What is needed: From the entries below, list each line with "ENERGÈTICA".

Dataset content:
— Start —
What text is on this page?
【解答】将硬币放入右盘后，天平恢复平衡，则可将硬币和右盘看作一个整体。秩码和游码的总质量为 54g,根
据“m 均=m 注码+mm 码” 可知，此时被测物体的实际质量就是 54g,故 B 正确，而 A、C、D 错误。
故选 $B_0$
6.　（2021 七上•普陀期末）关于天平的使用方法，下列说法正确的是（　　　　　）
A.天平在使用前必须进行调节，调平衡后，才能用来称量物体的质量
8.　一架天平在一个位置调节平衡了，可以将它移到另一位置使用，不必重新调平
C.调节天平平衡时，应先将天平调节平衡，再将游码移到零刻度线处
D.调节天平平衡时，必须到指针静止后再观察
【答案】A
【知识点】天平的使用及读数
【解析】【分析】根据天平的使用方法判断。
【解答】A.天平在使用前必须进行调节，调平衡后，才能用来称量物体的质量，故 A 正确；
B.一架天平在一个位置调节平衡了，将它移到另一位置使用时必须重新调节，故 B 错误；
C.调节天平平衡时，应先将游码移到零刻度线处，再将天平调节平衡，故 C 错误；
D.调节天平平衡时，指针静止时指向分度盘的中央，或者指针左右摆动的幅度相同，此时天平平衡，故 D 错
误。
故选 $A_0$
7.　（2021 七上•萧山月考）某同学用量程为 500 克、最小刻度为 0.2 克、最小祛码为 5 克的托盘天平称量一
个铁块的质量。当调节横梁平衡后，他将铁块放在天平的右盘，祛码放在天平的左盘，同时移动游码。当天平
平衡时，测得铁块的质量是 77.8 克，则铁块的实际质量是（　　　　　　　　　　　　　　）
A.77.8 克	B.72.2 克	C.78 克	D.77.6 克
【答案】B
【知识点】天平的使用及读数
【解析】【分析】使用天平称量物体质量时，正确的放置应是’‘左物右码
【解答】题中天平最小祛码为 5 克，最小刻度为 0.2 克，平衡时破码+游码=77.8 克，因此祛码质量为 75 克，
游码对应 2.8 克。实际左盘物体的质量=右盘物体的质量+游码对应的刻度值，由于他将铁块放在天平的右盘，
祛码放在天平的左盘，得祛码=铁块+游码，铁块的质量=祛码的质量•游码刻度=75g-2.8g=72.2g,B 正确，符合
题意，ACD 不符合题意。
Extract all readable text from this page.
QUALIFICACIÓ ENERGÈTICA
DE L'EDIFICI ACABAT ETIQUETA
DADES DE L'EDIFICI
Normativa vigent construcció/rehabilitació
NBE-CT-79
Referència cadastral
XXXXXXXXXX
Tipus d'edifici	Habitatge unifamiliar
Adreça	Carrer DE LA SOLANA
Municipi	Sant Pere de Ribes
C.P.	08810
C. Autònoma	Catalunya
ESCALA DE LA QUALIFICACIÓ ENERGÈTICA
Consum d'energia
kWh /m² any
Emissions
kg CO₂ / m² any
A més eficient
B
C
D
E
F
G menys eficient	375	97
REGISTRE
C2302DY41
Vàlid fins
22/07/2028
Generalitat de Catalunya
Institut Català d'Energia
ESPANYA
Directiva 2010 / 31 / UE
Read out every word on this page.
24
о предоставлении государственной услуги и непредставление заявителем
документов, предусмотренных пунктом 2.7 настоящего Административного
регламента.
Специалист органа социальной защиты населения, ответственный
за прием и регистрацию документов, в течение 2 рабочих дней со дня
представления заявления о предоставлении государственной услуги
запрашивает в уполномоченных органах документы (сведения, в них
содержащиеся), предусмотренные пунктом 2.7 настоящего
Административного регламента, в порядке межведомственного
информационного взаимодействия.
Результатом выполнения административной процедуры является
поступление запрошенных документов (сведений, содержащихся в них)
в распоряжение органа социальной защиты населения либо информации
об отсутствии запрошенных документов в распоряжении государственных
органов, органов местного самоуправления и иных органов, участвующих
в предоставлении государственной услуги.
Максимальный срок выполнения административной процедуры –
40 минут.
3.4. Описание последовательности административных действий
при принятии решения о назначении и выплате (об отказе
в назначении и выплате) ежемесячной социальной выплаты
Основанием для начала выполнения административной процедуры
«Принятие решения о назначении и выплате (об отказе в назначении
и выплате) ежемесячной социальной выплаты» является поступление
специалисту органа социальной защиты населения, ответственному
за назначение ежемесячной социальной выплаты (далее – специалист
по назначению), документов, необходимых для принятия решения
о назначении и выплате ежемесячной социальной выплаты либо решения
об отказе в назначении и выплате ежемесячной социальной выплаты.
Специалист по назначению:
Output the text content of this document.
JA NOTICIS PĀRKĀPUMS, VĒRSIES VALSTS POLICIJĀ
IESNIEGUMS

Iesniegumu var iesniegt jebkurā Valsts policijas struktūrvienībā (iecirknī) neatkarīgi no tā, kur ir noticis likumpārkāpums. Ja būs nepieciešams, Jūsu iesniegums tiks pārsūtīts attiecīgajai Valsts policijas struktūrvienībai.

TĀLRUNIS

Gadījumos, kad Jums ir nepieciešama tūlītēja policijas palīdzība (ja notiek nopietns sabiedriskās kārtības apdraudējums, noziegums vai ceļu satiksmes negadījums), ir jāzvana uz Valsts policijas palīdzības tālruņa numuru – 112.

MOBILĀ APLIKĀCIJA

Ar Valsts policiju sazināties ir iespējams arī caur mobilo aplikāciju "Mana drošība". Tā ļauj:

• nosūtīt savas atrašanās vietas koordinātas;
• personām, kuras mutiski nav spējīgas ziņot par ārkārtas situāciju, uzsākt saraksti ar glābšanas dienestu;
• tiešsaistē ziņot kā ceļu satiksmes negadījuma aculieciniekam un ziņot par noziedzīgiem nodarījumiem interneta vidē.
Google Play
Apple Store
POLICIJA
— End —
Finished task:
QUALIFICACIÓ ENERGÈTICA
ESCALA DE LA QUALIFICACIÓ ENERGÈTICA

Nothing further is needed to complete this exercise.